#### WHAT NEEDS TO BE DONE:
Your task is to quote the material that follows, in full and exactly.

#### SUPPLIED ENTRIES:
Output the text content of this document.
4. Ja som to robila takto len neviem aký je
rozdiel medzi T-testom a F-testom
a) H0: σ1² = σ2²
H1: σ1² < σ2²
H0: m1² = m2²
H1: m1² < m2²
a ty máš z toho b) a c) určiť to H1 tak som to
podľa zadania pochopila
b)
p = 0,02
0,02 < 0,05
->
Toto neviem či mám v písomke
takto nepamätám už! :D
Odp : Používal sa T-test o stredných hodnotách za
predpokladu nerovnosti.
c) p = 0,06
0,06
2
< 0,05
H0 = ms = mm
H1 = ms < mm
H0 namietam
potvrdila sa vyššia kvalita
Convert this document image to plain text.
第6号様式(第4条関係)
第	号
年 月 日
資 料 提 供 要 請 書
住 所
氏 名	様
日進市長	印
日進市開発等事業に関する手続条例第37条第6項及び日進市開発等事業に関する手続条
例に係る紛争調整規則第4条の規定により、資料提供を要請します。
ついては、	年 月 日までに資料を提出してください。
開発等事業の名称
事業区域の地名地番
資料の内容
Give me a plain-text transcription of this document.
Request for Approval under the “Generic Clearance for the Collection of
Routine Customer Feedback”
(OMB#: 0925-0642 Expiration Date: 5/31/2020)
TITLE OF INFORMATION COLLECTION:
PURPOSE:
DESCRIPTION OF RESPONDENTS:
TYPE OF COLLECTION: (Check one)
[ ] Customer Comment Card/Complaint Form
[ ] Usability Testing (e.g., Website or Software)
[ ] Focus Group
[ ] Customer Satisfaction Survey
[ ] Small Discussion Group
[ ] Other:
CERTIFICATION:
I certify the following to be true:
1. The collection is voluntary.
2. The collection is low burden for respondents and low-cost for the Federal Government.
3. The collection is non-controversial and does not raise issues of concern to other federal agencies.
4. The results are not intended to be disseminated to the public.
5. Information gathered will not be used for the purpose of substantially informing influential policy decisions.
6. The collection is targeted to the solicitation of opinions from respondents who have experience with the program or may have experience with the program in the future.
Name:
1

#### TASK OUTPUT:
Output the text content of this document.
4. Ja som to robila takto len neviem aký je
rozdiel medzi T-testom a F-testom
a) H0: σ1² = σ2²
H1: σ1² < σ2²
H0: m1² = m2²
H1: m1² < m2²
a ty máš z toho b) a c) určiť to H1 tak som to
podľa zadania pochopila
b)
p = 0,02
0,02 < 0,05
->
Toto neviem či mám v písomke
takto nepamätám už! :D
Odp : Používal sa T-test o stredných hodnotách za
predpokladu nerovnosti.
c) p = 0,06
0,06
2
< 0,05
H0 = ms = mm
H1 = ms < mm
H0 namietam
potvrdila sa vyššia kvalita
Convert this document image to plain text.
第6号様式(第4条関係)
第	号
年 月 日
資 料 提 供 要 請 書
住 所
氏 名	様
日進市長	印
日進市開発等事業に関する手続条例第37条第6項及び日進市開発等事業に関する手続条
例に係る紛争調整規則第4条の規定により、資料提供を要請します。
ついては、	年 月 日までに資料を提出してください。
開発等事業の名称
事業区域の地名地番
資料の内容
Give me a plain-text transcription of this document.
Request for Approval under the “Generic Clearance for the Collection of
Routine Customer Feedback”
(OMB#: 0925-0642 Expiration Date: 5/31/2020)
TITLE OF INFORMATION COLLECTION:
PURPOSE:
DESCRIPTION OF RESPONDENTS:
TYPE OF COLLECTION: (Check one)
[ ] Customer Comment Card/Complaint Form
[ ] Usability Testing (e.g., Website or Software)
[ ] Focus Group
[ ] Customer Satisfaction Survey
[ ] Small Discussion Group
[ ] Other:
CERTIFICATION:
I certify the following to be true:
1. The collection is voluntary.
2. The collection is low burden for respondents and low-cost for the Federal Government.
3. The collection is non-controversial and does not raise issues of concern to other federal agencies.
4. The results are not intended to be disseminated to the public.
5. Information gathered will not be used for the purpose of substantially informing influential policy decisions.
6. The collection is targeted to the solicitation of opinions from respondents who have experience with the program or may have experience with the program in the future.
Name:
1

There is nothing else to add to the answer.